What to do
Transcribe all the entries word for word, skipping the pictures.

Records provided
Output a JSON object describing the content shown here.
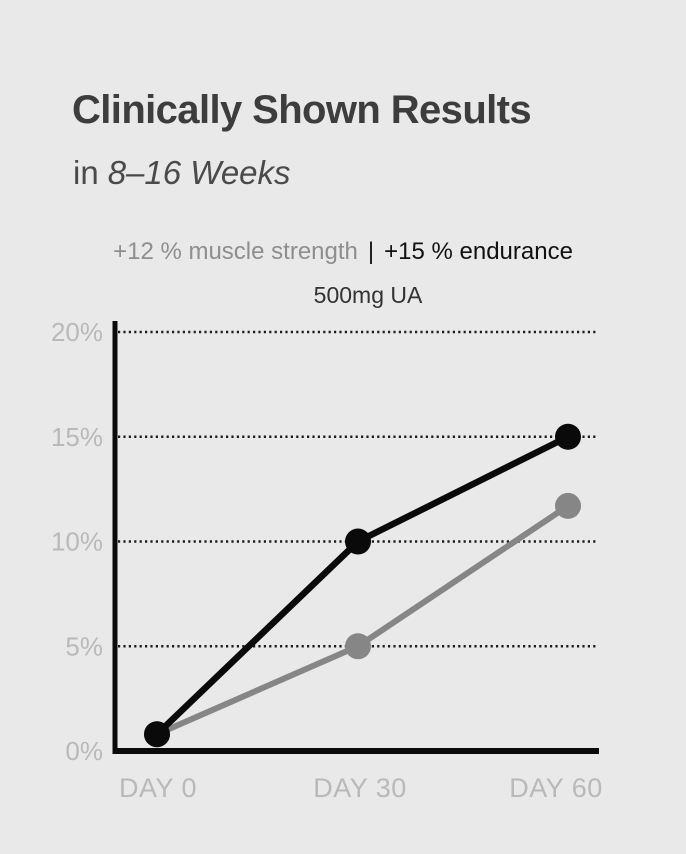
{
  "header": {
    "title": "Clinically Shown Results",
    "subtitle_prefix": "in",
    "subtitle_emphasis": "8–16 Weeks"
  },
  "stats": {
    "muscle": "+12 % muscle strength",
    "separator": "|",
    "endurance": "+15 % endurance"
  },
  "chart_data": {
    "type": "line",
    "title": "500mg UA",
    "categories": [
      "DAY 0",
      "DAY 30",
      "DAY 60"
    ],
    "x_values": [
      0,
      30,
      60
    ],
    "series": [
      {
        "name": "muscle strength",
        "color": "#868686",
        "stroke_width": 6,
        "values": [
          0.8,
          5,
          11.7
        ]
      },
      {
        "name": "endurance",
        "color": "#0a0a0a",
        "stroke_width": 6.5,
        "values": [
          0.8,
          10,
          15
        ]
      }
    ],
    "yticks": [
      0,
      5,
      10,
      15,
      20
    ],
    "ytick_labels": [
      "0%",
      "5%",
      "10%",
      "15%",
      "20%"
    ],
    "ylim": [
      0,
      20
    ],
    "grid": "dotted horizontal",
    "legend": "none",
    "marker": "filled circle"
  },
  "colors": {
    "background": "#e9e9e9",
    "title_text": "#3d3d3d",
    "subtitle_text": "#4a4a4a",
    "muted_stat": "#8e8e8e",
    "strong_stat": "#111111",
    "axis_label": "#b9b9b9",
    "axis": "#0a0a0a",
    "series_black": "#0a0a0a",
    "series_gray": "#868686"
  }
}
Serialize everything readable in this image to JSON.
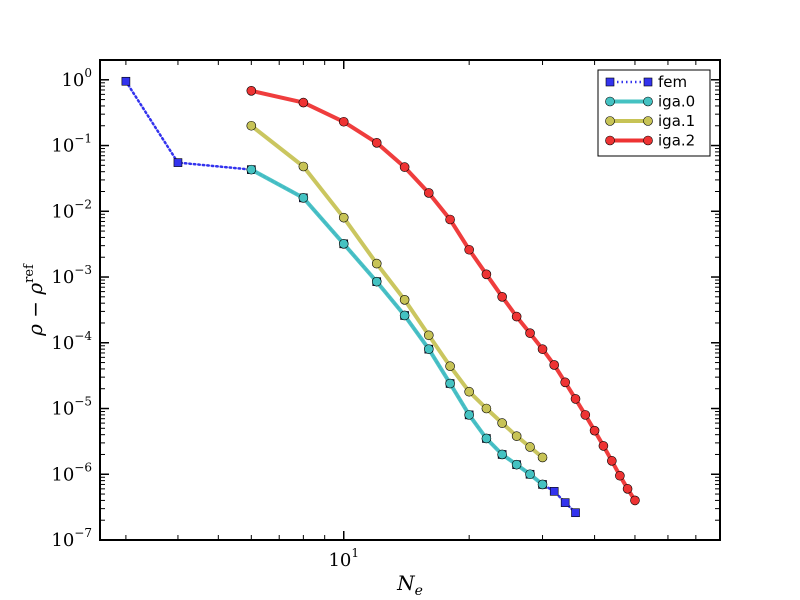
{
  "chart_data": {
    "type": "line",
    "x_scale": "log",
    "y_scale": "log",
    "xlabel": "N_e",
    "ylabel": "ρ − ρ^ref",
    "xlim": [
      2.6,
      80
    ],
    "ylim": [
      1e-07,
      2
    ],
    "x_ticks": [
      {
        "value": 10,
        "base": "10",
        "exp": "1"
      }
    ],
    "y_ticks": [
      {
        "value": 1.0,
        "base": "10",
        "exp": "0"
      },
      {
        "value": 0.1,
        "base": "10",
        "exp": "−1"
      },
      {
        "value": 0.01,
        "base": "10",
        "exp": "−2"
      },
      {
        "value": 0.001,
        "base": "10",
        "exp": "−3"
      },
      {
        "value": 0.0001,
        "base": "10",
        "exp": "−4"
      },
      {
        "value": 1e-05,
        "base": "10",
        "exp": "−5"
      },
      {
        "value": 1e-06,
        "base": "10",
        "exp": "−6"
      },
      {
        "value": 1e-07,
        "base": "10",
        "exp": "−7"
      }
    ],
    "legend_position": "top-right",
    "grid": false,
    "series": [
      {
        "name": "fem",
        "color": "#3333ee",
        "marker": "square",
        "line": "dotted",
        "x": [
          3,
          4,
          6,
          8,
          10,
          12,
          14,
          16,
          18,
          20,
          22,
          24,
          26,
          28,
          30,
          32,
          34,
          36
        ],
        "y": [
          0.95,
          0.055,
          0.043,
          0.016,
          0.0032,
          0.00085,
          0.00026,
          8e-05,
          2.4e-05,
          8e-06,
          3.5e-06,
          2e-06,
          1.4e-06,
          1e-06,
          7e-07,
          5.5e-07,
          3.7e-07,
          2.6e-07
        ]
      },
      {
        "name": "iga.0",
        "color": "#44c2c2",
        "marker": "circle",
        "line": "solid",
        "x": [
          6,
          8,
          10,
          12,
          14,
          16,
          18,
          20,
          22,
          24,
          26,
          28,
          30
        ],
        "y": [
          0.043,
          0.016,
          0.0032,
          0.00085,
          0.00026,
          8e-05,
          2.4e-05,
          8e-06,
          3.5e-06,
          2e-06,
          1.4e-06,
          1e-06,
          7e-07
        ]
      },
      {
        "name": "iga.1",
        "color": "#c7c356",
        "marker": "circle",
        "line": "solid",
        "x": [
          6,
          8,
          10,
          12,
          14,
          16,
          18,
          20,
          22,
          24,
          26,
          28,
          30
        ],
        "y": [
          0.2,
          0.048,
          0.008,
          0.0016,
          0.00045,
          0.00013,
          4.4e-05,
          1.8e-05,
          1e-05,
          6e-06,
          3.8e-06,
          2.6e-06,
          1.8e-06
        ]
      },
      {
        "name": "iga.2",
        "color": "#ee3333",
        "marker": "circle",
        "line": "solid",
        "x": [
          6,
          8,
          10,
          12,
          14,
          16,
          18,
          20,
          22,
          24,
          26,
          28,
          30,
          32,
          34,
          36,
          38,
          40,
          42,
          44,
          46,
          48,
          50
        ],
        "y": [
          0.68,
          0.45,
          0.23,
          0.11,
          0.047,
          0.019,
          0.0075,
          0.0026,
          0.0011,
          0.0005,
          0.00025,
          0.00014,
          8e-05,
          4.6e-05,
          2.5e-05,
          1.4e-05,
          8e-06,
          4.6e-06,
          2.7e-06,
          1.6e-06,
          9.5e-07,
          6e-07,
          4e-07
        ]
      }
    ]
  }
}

Written response
Output a JSON object describing the content shown here.
{
  "header": {
    "title": "Clinically Shown Results",
    "subtitle_prefix": "in",
    "subtitle_emphasis": "8–16 Weeks"
  },
  "stats": {
    "muscle": "+12 % muscle strength",
    "separator": "|",
    "endurance": "+15 % endurance"
  },
  "chart_data": {
    "type": "line",
    "title": "500mg UA",
    "categories": [
      "DAY 0",
      "DAY 30",
      "DAY 60"
    ],
    "x_values": [
      0,
      30,
      60
    ],
    "series": [
      {
        "name": "muscle strength",
        "color": "#868686",
        "stroke_width": 6,
        "values": [
          0.8,
          5,
          11.7
        ]
      },
      {
        "name": "endurance",
        "color": "#0a0a0a",
        "stroke_width": 6.5,
        "values": [
          0.8,
          10,
          15
        ]
      }
    ],
    "yticks": [
      0,
      5,
      10,
      15,
      20
    ],
    "ytick_labels": [
      "0%",
      "5%",
      "10%",
      "15%",
      "20%"
    ],
    "ylim": [
      0,
      20
    ],
    "grid": "dotted horizontal",
    "legend": "none",
    "marker": "filled circle"
  },
  "colors": {
    "background": "#e9e9e9",
    "title_text": "#3d3d3d",
    "subtitle_text": "#4a4a4a",
    "muted_stat": "#8e8e8e",
    "strong_stat": "#111111",
    "axis_label": "#b9b9b9",
    "axis": "#0a0a0a",
    "series_black": "#0a0a0a",
    "series_gray": "#868686"
  }
}
Serialize everything readable in this image to JSON.
{
  "chart_data": {
    "type": "line",
    "x_scale": "log",
    "y_scale": "log",
    "xlabel": "N_e",
    "ylabel": "ρ − ρ^ref",
    "xlim": [
      2.6,
      80
    ],
    "ylim": [
      1e-07,
      2
    ],
    "x_ticks": [
      {
        "value": 10,
        "base": "10",
        "exp": "1"
      }
    ],
    "y_ticks": [
      {
        "value": 1.0,
        "base": "10",
        "exp": "0"
      },
      {
        "value": 0.1,
        "base": "10",
        "exp": "−1"
      },
      {
        "value": 0.01,
        "base": "10",
        "exp": "−2"
      },
      {
        "value": 0.001,
        "base": "10",
        "exp": "−3"
      },
      {
        "value": 0.0001,
        "base": "10",
        "exp": "−4"
      },
      {
        "value": 1e-05,
        "base": "10",
        "exp": "−5"
      },
      {
        "value": 1e-06,
        "base": "10",
        "exp": "−6"
      },
      {
        "value": 1e-07,
        "base": "10",
        "exp": "−7"
      }
    ],
    "legend_position": "top-right",
    "grid": false,
    "series": [
      {
        "name": "fem",
        "color": "#3333ee",
        "marker": "square",
        "line": "dotted",
        "x": [
          3,
          4,
          6,
          8,
          10,
          12,
          14,
          16,
          18,
          20,
          22,
          24,
          26,
          28,
          30,
          32,
          34,
          36
        ],
        "y": [
          0.95,
          0.055,
          0.043,
          0.016,
          0.0032,
          0.00085,
          0.00026,
          8e-05,
          2.4e-05,
          8e-06,
          3.5e-06,
          2e-06,
          1.4e-06,
          1e-06,
          7e-07,
          5.5e-07,
          3.7e-07,
          2.6e-07
        ]
      },
      {
        "name": "iga.0",
        "color": "#44c2c2",
        "marker": "circle",
        "line": "solid",
        "x": [
          6,
          8,
          10,
          12,
          14,
          16,
          18,
          20,
          22,
          24,
          26,
          28,
          30
        ],
        "y": [
          0.043,
          0.016,
          0.0032,
          0.00085,
          0.00026,
          8e-05,
          2.4e-05,
          8e-06,
          3.5e-06,
          2e-06,
          1.4e-06,
          1e-06,
          7e-07
        ]
      },
      {
        "name": "iga.1",
        "color": "#c7c356",
        "marker": "circle",
        "line": "solid",
        "x": [
          6,
          8,
          10,
          12,
          14,
          16,
          18,
          20,
          22,
          24,
          26,
          28,
          30
        ],
        "y": [
          0.2,
          0.048,
          0.008,
          0.0016,
          0.00045,
          0.00013,
          4.4e-05,
          1.8e-05,
          1e-05,
          6e-06,
          3.8e-06,
          2.6e-06,
          1.8e-06
        ]
      },
      {
        "name": "iga.2",
        "color": "#ee3333",
        "marker": "circle",
        "line": "solid",
        "x": [
          6,
          8,
          10,
          12,
          14,
          16,
          18,
          20,
          22,
          24,
          26,
          28,
          30,
          32,
          34,
          36,
          38,
          40,
          42,
          44,
          46,
          48,
          50
        ],
        "y": [
          0.68,
          0.45,
          0.23,
          0.11,
          0.047,
          0.019,
          0.0075,
          0.0026,
          0.0011,
          0.0005,
          0.00025,
          0.00014,
          8e-05,
          4.6e-05,
          2.5e-05,
          1.4e-05,
          8e-06,
          4.6e-06,
          2.7e-06,
          1.6e-06,
          9.5e-07,
          6e-07,
          4e-07
        ]
      }
    ]
  }
}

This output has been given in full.